--- Begin Dataset records ---
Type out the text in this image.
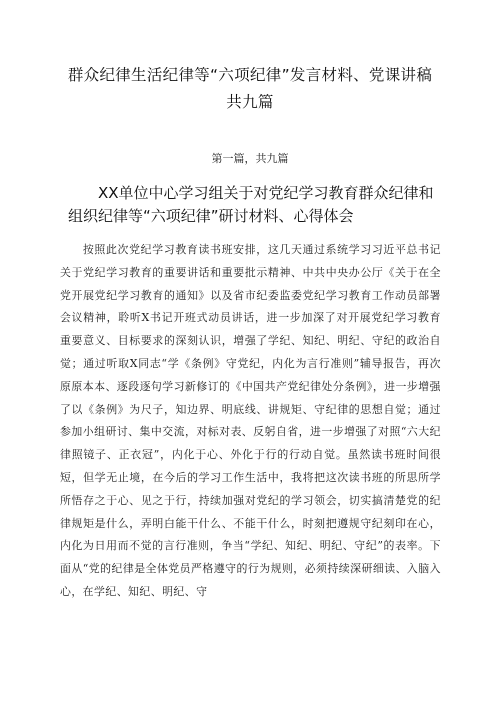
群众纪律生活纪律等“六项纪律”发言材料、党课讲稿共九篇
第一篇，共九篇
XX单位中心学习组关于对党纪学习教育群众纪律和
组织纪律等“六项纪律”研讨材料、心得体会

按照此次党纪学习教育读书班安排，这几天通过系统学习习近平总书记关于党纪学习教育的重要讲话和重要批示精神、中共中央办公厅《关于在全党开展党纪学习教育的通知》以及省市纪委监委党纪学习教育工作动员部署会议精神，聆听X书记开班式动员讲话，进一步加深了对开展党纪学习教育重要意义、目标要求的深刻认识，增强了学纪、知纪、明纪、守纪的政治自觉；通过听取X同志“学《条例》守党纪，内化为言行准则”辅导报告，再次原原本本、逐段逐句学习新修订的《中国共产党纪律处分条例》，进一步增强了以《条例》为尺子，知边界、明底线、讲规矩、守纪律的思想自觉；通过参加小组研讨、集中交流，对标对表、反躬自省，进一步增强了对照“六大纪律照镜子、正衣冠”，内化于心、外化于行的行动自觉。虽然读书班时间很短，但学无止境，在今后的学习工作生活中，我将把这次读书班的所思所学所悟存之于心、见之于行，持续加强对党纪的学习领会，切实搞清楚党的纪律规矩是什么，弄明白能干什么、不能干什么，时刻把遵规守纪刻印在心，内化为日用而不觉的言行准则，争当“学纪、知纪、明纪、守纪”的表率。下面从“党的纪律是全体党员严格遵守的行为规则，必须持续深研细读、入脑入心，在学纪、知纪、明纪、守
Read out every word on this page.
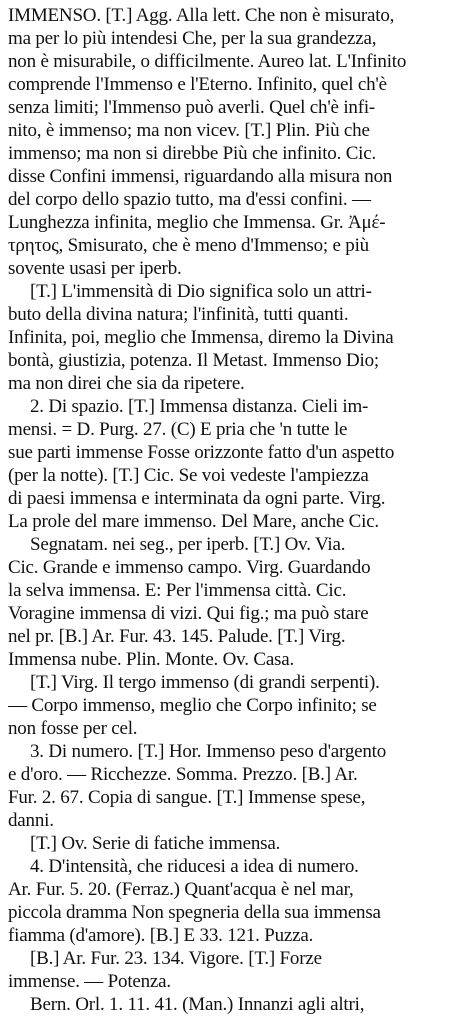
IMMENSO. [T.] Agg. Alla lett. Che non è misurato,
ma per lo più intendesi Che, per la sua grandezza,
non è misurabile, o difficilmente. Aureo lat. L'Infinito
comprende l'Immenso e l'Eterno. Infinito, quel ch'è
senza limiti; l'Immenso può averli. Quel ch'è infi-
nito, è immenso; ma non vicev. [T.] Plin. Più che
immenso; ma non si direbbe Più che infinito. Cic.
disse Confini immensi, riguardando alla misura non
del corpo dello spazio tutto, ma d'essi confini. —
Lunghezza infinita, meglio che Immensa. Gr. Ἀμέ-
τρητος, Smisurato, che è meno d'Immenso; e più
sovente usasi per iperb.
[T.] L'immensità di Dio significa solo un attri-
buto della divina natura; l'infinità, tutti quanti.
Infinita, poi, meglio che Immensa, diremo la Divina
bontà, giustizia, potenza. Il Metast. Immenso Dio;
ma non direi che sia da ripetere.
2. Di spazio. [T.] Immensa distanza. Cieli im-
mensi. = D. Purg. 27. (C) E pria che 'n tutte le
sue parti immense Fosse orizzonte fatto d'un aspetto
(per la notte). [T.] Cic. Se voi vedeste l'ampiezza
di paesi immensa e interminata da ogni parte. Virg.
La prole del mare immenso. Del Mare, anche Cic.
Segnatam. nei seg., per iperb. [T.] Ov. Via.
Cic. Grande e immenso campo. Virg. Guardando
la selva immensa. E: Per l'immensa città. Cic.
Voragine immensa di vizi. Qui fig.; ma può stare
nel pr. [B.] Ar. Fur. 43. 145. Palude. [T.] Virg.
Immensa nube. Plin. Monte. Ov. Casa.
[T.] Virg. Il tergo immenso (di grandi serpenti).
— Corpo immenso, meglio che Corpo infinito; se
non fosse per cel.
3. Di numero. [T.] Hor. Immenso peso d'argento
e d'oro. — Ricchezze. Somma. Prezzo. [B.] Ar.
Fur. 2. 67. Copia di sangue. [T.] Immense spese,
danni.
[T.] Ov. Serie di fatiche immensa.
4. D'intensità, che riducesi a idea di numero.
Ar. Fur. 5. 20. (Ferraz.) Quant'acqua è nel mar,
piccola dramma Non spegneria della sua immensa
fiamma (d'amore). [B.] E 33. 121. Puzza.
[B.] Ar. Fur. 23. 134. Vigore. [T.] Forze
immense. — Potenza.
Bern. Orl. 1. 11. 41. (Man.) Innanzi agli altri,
--- End Dataset records ---
Exercise instructions –
Take the data above and repeat it exactly, leaving each picture out.

Output of the task –
Type out the text in this image.
群众纪律生活纪律等“六项纪律”发言材料、党课讲稿共九篇
第一篇，共九篇
XX单位中心学习组关于对党纪学习教育群众纪律和
组织纪律等“六项纪律”研讨材料、心得体会

按照此次党纪学习教育读书班安排，这几天通过系统学习习近平总书记关于党纪学习教育的重要讲话和重要批示精神、中共中央办公厅《关于在全党开展党纪学习教育的通知》以及省市纪委监委党纪学习教育工作动员部署会议精神，聆听X书记开班式动员讲话，进一步加深了对开展党纪学习教育重要意义、目标要求的深刻认识，增强了学纪、知纪、明纪、守纪的政治自觉；通过听取X同志“学《条例》守党纪，内化为言行准则”辅导报告，再次原原本本、逐段逐句学习新修订的《中国共产党纪律处分条例》，进一步增强了以《条例》为尺子，知边界、明底线、讲规矩、守纪律的思想自觉；通过参加小组研讨、集中交流，对标对表、反躬自省，进一步增强了对照“六大纪律照镜子、正衣冠”，内化于心、外化于行的行动自觉。虽然读书班时间很短，但学无止境，在今后的学习工作生活中，我将把这次读书班的所思所学所悟存之于心、见之于行，持续加强对党纪的学习领会，切实搞清楚党的纪律规矩是什么，弄明白能干什么、不能干什么，时刻把遵规守纪刻印在心，内化为日用而不觉的言行准则，争当“学纪、知纪、明纪、守纪”的表率。下面从“党的纪律是全体党员严格遵守的行为规则，必须持续深研细读、入脑入心，在学纪、知纪、明纪、守
Read out every word on this page.
IMMENSO. [T.] Agg. Alla lett. Che non è misurato,
ma per lo più intendesi Che, per la sua grandezza,
non è misurabile, o difficilmente. Aureo lat. L'Infinito
comprende l'Immenso e l'Eterno. Infinito, quel ch'è
senza limiti; l'Immenso può averli. Quel ch'è infi-
nito, è immenso; ma non vicev. [T.] Plin. Più che
immenso; ma non si direbbe Più che infinito. Cic.
disse Confini immensi, riguardando alla misura non
del corpo dello spazio tutto, ma d'essi confini. —
Lunghezza infinita, meglio che Immensa. Gr. Ἀμέ-
τρητος, Smisurato, che è meno d'Immenso; e più
sovente usasi per iperb.
[T.] L'immensità di Dio significa solo un attri-
buto della divina natura; l'infinità, tutti quanti.
Infinita, poi, meglio che Immensa, diremo la Divina
bontà, giustizia, potenza. Il Metast. Immenso Dio;
ma non direi che sia da ripetere.
2. Di spazio. [T.] Immensa distanza. Cieli im-
mensi. = D. Purg. 27. (C) E pria che 'n tutte le
sue parti immense Fosse orizzonte fatto d'un aspetto
(per la notte). [T.] Cic. Se voi vedeste l'ampiezza
di paesi immensa e interminata da ogni parte. Virg.
La prole del mare immenso. Del Mare, anche Cic.
Segnatam. nei seg., per iperb. [T.] Ov. Via.
Cic. Grande e immenso campo. Virg. Guardando
la selva immensa. E: Per l'immensa città. Cic.
Voragine immensa di vizi. Qui fig.; ma può stare
nel pr. [B.] Ar. Fur. 43. 145. Palude. [T.] Virg.
Immensa nube. Plin. Monte. Ov. Casa.
[T.] Virg. Il tergo immenso (di grandi serpenti).
— Corpo immenso, meglio che Corpo infinito; se
non fosse per cel.
3. Di numero. [T.] Hor. Immenso peso d'argento
e d'oro. — Ricchezze. Somma. Prezzo. [B.] Ar.
Fur. 2. 67. Copia di sangue. [T.] Immense spese,
danni.
[T.] Ov. Serie di fatiche immensa.
4. D'intensità, che riducesi a idea di numero.
Ar. Fur. 5. 20. (Ferraz.) Quant'acqua è nel mar,
piccola dramma Non spegneria della sua immensa
fiamma (d'amore). [B.] E 33. 121. Puzza.
[B.] Ar. Fur. 23. 134. Vigore. [T.] Forze
immense. — Potenza.
Bern. Orl. 1. 11. 41. (Man.) Innanzi agli altri,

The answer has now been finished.